----- RECORD SET
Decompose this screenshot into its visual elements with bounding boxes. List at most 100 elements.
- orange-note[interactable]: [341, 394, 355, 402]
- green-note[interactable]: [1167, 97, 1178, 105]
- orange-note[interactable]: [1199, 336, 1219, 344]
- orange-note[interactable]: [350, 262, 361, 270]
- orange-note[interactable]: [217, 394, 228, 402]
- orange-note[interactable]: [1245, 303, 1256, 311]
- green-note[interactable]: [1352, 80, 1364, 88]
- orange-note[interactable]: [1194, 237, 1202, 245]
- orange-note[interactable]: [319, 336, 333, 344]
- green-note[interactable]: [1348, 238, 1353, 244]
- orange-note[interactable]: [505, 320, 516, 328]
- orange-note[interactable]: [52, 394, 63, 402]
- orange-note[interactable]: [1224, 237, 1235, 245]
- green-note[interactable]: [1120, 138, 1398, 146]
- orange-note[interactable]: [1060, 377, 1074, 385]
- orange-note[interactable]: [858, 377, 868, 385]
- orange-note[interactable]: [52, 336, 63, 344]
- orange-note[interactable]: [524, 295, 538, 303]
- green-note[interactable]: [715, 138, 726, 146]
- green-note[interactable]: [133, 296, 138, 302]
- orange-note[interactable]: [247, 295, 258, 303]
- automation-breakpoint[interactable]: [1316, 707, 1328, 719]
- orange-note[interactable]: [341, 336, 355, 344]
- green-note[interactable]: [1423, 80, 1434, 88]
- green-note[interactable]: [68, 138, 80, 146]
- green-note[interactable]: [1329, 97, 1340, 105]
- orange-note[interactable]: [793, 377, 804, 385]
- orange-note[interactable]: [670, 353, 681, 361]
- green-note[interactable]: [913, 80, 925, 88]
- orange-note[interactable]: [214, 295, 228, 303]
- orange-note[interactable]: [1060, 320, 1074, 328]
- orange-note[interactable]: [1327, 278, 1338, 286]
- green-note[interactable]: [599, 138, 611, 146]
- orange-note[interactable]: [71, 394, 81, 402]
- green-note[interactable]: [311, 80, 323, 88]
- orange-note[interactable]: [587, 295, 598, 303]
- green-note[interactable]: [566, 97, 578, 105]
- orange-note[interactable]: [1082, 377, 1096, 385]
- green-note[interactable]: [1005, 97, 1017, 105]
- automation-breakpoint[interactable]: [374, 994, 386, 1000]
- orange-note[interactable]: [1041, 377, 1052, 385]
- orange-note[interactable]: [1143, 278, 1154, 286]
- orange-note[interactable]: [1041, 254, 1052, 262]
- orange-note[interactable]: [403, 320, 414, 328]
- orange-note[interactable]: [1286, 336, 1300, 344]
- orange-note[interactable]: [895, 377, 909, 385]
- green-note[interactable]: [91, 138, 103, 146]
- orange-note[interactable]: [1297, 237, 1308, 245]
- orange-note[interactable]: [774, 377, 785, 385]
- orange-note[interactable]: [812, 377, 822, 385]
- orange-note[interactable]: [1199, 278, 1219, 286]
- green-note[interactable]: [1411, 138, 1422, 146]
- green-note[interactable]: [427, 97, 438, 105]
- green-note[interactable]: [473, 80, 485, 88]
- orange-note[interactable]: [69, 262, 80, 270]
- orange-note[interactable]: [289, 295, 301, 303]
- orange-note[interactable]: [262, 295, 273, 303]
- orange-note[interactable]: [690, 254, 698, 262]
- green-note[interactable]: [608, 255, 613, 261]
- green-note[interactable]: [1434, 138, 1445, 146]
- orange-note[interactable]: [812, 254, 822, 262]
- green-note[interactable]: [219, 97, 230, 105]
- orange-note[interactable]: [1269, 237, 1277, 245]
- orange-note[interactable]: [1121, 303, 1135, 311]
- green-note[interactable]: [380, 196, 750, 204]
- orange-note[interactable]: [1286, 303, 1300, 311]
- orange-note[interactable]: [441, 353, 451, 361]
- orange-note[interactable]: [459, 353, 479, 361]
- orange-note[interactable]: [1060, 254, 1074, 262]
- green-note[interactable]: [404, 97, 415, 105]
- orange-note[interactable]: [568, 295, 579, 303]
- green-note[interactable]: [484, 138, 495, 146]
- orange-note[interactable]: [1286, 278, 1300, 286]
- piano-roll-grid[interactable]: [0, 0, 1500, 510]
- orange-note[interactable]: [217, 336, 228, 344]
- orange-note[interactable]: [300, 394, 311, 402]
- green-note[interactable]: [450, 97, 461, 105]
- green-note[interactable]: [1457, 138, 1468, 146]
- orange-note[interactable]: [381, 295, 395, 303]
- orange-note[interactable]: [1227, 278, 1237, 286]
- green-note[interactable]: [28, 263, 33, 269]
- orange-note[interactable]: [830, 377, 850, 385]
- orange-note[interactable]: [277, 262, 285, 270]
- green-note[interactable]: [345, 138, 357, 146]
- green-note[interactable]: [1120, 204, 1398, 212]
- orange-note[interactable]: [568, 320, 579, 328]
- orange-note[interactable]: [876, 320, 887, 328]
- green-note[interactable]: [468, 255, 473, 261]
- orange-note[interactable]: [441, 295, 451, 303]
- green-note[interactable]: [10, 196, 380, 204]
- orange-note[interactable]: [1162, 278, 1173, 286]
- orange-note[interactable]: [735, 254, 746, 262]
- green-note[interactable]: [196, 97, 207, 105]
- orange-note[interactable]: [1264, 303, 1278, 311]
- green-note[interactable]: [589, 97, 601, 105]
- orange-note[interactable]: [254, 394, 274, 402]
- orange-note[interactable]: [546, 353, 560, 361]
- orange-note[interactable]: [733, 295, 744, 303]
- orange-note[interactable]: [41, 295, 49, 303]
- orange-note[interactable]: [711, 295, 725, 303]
----------
- [WHAT IS EXPECTED]: Copy out every row above, character for character.

- [RESULT]:
Decompose this screenshot into its visual elements with bounding boxes. List at most 100 elements.
- orange-note[interactable]: [341, 394, 355, 402]
- green-note[interactable]: [1167, 97, 1178, 105]
- orange-note[interactable]: [1199, 336, 1219, 344]
- orange-note[interactable]: [350, 262, 361, 270]
- orange-note[interactable]: [217, 394, 228, 402]
- orange-note[interactable]: [1245, 303, 1256, 311]
- green-note[interactable]: [1352, 80, 1364, 88]
- orange-note[interactable]: [1194, 237, 1202, 245]
- orange-note[interactable]: [319, 336, 333, 344]
- green-note[interactable]: [1348, 238, 1353, 244]
- orange-note[interactable]: [505, 320, 516, 328]
- orange-note[interactable]: [52, 394, 63, 402]
- orange-note[interactable]: [1224, 237, 1235, 245]
- green-note[interactable]: [1120, 138, 1398, 146]
- orange-note[interactable]: [1060, 377, 1074, 385]
- orange-note[interactable]: [858, 377, 868, 385]
- orange-note[interactable]: [52, 336, 63, 344]
- orange-note[interactable]: [524, 295, 538, 303]
- green-note[interactable]: [715, 138, 726, 146]
- green-note[interactable]: [133, 296, 138, 302]
- orange-note[interactable]: [247, 295, 258, 303]
- automation-breakpoint[interactable]: [1316, 707, 1328, 719]
- orange-note[interactable]: [341, 336, 355, 344]
- green-note[interactable]: [1423, 80, 1434, 88]
- green-note[interactable]: [68, 138, 80, 146]
- green-note[interactable]: [1329, 97, 1340, 105]
- orange-note[interactable]: [793, 377, 804, 385]
- orange-note[interactable]: [670, 353, 681, 361]
- green-note[interactable]: [913, 80, 925, 88]
- orange-note[interactable]: [214, 295, 228, 303]
- orange-note[interactable]: [1060, 320, 1074, 328]
- orange-note[interactable]: [1327, 278, 1338, 286]
- green-note[interactable]: [599, 138, 611, 146]
- orange-note[interactable]: [71, 394, 81, 402]
- green-note[interactable]: [311, 80, 323, 88]
- orange-note[interactable]: [587, 295, 598, 303]
- green-note[interactable]: [566, 97, 578, 105]
- orange-note[interactable]: [1082, 377, 1096, 385]
- green-note[interactable]: [1005, 97, 1017, 105]
- automation-breakpoint[interactable]: [374, 994, 386, 1000]
- orange-note[interactable]: [1041, 377, 1052, 385]
- orange-note[interactable]: [1143, 278, 1154, 286]
- orange-note[interactable]: [1041, 254, 1052, 262]
- orange-note[interactable]: [403, 320, 414, 328]
- orange-note[interactable]: [1286, 336, 1300, 344]
- orange-note[interactable]: [895, 377, 909, 385]
- green-note[interactable]: [91, 138, 103, 146]
- orange-note[interactable]: [1297, 237, 1308, 245]
- orange-note[interactable]: [774, 377, 785, 385]
- orange-note[interactable]: [812, 377, 822, 385]
- orange-note[interactable]: [1199, 278, 1219, 286]
- green-note[interactable]: [1411, 138, 1422, 146]
- green-note[interactable]: [427, 97, 438, 105]
- green-note[interactable]: [473, 80, 485, 88]
- orange-note[interactable]: [69, 262, 80, 270]
- orange-note[interactable]: [289, 295, 301, 303]
- orange-note[interactable]: [262, 295, 273, 303]
- orange-note[interactable]: [690, 254, 698, 262]
- green-note[interactable]: [608, 255, 613, 261]
- green-note[interactable]: [1434, 138, 1445, 146]
- orange-note[interactable]: [812, 254, 822, 262]
- green-note[interactable]: [219, 97, 230, 105]
- orange-note[interactable]: [1269, 237, 1277, 245]
- orange-note[interactable]: [1121, 303, 1135, 311]
- green-note[interactable]: [380, 196, 750, 204]
- orange-note[interactable]: [1286, 303, 1300, 311]
- orange-note[interactable]: [441, 353, 451, 361]
- orange-note[interactable]: [459, 353, 479, 361]
- orange-note[interactable]: [1060, 254, 1074, 262]
- green-note[interactable]: [404, 97, 415, 105]
- orange-note[interactable]: [568, 295, 579, 303]
- green-note[interactable]: [484, 138, 495, 146]
- orange-note[interactable]: [1286, 278, 1300, 286]
- piano-roll-grid[interactable]: [0, 0, 1500, 510]
- orange-note[interactable]: [217, 336, 228, 344]
- orange-note[interactable]: [300, 394, 311, 402]
- green-note[interactable]: [450, 97, 461, 105]
- green-note[interactable]: [1457, 138, 1468, 146]
- orange-note[interactable]: [381, 295, 395, 303]
- orange-note[interactable]: [1227, 278, 1237, 286]
- green-note[interactable]: [28, 263, 33, 269]
- orange-note[interactable]: [830, 377, 850, 385]
- orange-note[interactable]: [277, 262, 285, 270]
- green-note[interactable]: [345, 138, 357, 146]
- green-note[interactable]: [1120, 204, 1398, 212]
- orange-note[interactable]: [568, 320, 579, 328]
- orange-note[interactable]: [876, 320, 887, 328]
- green-note[interactable]: [468, 255, 473, 261]
- orange-note[interactable]: [441, 295, 451, 303]
- green-note[interactable]: [10, 196, 380, 204]
- orange-note[interactable]: [1162, 278, 1173, 286]
- orange-note[interactable]: [735, 254, 746, 262]
- green-note[interactable]: [196, 97, 207, 105]
- orange-note[interactable]: [1264, 303, 1278, 311]
- green-note[interactable]: [589, 97, 601, 105]
- orange-note[interactable]: [254, 394, 274, 402]
- orange-note[interactable]: [546, 353, 560, 361]
- orange-note[interactable]: [733, 295, 744, 303]
- orange-note[interactable]: [41, 295, 49, 303]
- orange-note[interactable]: [711, 295, 725, 303]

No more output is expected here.